Start of TASK MATERIAL

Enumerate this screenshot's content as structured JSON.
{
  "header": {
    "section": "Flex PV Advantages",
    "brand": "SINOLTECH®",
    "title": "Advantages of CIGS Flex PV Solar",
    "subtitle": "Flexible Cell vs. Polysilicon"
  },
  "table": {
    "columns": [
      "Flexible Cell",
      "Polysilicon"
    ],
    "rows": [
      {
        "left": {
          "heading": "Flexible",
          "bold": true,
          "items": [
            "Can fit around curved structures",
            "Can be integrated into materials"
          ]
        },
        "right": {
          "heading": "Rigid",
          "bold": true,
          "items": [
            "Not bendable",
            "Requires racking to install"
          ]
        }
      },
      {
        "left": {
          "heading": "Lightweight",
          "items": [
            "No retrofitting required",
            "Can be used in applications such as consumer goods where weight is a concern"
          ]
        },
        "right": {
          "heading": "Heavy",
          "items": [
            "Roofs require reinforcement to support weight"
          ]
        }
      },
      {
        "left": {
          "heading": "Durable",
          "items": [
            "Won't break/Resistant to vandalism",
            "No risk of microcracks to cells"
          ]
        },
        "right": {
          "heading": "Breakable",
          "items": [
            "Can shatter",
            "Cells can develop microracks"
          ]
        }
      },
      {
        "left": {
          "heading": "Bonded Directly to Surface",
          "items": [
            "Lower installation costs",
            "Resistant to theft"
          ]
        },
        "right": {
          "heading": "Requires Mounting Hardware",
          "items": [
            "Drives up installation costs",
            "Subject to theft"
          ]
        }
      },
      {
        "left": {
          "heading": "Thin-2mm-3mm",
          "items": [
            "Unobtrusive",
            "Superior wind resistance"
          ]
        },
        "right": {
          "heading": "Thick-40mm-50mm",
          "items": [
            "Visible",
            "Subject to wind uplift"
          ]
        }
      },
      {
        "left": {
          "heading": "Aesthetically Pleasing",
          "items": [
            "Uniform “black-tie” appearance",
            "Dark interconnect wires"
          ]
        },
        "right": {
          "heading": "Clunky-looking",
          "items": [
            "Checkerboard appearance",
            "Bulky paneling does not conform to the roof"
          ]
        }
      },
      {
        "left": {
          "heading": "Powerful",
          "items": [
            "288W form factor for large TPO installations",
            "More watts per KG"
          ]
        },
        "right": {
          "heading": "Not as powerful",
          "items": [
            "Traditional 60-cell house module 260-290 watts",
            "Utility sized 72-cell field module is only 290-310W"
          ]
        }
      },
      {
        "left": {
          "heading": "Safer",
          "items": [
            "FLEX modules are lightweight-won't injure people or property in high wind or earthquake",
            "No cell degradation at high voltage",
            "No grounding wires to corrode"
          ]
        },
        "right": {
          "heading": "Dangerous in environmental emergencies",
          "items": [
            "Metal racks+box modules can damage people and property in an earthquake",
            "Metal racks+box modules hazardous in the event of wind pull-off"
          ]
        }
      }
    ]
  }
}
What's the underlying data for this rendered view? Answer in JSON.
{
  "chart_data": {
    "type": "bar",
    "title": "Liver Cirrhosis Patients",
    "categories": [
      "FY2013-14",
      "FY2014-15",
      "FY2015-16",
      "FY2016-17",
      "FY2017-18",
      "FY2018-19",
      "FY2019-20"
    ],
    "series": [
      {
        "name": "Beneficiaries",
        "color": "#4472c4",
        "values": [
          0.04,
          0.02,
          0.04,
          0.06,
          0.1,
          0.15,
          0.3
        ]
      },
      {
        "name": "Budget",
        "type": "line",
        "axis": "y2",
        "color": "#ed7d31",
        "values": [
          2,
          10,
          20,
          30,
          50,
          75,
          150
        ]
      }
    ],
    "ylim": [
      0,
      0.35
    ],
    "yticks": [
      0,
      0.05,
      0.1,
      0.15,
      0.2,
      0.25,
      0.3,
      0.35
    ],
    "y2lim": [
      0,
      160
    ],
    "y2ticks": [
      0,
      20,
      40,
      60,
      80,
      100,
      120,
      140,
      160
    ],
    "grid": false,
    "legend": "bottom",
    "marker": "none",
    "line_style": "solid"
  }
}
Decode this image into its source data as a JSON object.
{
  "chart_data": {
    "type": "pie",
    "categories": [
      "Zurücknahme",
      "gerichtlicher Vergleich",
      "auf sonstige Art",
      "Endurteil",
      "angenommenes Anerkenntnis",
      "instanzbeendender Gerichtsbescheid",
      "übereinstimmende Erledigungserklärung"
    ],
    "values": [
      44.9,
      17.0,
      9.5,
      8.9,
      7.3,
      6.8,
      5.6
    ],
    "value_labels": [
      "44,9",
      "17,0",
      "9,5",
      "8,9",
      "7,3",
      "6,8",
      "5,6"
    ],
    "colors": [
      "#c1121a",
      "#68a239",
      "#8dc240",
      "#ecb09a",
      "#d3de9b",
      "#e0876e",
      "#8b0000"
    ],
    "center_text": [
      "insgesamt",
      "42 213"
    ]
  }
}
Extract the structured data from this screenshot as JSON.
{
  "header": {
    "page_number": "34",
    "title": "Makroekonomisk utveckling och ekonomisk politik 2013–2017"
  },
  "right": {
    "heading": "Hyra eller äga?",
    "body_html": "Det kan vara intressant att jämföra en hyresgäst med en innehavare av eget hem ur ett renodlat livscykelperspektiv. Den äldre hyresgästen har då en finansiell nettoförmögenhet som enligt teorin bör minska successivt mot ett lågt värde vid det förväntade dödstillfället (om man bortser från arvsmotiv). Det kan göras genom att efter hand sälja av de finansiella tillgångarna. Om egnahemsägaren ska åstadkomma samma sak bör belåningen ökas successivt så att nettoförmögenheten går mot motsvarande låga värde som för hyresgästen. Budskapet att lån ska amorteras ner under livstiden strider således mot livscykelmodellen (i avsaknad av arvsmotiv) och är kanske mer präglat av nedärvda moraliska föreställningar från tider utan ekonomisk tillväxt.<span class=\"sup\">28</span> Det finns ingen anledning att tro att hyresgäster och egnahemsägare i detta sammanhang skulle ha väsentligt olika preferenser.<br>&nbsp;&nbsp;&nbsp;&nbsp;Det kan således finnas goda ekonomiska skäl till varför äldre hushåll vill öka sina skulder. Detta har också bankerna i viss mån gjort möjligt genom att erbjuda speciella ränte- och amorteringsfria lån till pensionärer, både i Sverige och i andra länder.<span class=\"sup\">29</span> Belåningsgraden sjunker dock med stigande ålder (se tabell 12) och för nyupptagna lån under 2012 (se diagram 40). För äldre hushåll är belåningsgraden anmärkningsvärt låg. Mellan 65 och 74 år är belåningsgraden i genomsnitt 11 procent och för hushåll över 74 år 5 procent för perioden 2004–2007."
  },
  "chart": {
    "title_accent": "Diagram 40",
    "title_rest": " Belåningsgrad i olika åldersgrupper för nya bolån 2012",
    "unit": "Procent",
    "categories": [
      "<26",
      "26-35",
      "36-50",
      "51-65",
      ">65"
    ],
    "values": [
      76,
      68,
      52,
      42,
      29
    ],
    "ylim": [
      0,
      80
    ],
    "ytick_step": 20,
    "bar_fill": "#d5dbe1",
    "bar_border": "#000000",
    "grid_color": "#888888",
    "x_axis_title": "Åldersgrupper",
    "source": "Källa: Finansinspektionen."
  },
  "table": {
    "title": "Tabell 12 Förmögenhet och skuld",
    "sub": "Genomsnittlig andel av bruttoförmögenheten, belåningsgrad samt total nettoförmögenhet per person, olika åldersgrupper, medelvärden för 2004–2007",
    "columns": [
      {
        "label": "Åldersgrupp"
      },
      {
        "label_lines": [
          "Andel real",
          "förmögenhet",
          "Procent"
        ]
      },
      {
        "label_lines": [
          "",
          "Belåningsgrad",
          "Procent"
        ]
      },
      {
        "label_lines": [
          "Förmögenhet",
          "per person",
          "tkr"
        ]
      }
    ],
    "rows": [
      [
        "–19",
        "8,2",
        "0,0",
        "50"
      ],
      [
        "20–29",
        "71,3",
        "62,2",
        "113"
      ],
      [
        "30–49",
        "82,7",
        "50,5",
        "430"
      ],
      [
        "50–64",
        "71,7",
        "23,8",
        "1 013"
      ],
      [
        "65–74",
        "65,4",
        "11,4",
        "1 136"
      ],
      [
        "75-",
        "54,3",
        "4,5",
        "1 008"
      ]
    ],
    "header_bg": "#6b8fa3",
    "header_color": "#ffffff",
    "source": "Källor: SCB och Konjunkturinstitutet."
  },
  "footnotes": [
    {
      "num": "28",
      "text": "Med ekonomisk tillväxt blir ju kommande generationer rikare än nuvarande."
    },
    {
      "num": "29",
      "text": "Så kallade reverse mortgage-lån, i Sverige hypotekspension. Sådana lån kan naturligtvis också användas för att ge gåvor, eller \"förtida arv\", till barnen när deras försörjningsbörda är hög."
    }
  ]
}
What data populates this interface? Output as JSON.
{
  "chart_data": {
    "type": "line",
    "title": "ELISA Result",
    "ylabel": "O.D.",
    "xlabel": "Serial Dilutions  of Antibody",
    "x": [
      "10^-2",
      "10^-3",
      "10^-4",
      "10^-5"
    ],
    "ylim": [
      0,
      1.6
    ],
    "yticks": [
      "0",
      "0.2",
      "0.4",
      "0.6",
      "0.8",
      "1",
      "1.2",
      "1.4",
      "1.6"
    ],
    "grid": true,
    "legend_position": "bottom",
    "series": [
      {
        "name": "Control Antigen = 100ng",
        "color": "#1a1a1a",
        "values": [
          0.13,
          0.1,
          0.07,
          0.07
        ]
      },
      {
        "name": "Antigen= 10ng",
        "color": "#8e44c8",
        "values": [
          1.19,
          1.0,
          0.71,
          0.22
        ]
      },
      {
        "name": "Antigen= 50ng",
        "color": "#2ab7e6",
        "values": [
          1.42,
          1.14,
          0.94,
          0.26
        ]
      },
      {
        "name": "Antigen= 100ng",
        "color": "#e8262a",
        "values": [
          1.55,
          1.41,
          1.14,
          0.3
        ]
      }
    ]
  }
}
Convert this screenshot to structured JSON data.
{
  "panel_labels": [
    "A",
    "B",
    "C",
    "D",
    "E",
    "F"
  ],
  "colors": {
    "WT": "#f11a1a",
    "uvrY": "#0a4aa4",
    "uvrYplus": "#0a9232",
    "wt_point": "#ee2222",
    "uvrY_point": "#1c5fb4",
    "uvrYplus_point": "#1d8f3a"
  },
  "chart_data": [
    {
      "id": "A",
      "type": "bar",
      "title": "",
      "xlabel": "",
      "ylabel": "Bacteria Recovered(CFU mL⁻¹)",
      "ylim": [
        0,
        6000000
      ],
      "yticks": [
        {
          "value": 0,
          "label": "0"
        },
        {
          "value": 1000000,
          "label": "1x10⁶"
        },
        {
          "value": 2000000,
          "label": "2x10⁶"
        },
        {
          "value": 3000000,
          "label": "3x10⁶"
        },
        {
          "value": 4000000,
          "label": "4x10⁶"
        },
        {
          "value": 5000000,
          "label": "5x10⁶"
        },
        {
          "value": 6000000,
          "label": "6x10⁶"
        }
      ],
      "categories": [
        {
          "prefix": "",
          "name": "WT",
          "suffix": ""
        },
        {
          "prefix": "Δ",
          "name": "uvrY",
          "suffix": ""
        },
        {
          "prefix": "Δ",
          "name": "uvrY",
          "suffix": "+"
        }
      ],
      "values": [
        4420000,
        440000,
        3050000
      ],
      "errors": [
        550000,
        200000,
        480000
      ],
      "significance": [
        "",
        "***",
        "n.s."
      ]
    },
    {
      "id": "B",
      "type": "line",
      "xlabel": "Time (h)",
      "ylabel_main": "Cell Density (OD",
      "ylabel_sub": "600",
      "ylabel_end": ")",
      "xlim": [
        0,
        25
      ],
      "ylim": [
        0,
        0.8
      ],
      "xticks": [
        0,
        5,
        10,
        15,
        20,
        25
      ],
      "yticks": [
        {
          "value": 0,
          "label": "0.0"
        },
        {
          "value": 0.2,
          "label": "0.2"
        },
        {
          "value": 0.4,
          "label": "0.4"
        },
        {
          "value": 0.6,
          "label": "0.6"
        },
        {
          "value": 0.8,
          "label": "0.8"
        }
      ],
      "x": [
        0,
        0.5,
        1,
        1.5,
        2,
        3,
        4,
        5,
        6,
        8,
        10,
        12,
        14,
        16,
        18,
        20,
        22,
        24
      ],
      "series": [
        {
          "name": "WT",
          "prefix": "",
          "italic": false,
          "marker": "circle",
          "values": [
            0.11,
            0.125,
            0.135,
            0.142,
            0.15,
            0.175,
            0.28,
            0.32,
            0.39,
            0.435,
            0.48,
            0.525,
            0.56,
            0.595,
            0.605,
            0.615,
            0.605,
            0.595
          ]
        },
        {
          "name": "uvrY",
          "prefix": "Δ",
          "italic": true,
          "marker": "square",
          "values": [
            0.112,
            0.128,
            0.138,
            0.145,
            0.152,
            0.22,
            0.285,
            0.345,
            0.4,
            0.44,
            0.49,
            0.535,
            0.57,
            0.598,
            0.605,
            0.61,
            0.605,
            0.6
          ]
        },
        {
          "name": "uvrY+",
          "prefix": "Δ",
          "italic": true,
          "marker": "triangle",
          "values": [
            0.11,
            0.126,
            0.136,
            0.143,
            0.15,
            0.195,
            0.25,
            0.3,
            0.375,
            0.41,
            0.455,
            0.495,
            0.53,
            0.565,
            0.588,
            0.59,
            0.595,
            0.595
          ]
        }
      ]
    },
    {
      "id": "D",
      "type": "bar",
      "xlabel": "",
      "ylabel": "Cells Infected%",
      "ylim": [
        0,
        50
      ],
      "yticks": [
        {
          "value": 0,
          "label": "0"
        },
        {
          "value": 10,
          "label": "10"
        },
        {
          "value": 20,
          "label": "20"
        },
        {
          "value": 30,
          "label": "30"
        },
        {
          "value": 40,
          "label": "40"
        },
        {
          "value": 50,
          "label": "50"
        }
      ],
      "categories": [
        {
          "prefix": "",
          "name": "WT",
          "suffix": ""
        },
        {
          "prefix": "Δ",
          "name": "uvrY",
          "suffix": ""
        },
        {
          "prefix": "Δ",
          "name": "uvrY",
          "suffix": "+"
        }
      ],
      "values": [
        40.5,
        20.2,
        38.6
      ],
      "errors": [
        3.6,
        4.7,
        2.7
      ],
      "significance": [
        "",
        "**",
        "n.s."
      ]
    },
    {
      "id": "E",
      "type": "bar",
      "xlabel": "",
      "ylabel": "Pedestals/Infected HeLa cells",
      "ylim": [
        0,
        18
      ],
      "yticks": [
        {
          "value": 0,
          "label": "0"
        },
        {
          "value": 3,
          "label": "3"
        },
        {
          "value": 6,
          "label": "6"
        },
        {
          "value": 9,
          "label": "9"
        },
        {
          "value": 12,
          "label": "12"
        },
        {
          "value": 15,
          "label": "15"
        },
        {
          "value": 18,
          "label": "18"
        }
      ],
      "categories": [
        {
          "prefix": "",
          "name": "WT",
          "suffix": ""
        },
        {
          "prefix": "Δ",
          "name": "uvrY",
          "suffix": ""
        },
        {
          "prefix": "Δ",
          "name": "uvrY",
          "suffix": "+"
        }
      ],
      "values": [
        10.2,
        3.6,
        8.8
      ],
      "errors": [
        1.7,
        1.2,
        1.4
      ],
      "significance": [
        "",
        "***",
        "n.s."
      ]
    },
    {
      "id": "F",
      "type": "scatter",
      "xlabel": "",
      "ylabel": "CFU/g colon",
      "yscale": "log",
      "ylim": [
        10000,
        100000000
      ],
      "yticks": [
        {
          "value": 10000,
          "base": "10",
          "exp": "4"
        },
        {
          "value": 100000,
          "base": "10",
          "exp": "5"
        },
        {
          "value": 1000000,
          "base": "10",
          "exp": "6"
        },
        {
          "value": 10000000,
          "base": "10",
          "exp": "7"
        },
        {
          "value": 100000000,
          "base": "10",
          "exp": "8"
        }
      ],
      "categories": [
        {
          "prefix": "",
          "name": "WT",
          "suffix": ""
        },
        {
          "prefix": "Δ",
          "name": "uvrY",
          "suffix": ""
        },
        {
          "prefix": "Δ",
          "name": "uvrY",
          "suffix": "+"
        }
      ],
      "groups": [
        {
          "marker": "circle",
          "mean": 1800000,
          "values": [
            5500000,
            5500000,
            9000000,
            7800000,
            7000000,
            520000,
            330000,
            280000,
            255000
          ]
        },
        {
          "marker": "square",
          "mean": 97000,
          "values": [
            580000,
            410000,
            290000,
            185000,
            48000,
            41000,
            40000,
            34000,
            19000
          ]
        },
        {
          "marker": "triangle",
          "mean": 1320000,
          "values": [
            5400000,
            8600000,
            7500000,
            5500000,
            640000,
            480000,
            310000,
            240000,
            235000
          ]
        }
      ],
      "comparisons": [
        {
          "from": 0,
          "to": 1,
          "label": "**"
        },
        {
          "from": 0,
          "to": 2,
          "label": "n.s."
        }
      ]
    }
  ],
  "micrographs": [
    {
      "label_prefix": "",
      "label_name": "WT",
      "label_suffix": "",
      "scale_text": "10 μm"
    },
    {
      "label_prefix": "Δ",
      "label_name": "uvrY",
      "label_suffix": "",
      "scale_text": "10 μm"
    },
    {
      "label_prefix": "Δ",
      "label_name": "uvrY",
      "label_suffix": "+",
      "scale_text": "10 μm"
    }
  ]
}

End of TASK MATERIAL

WHAT THIS TASK INVOLVES> For the word "Metal", count the lines of the data that contain it and state only that count.

TASK RESULT> 2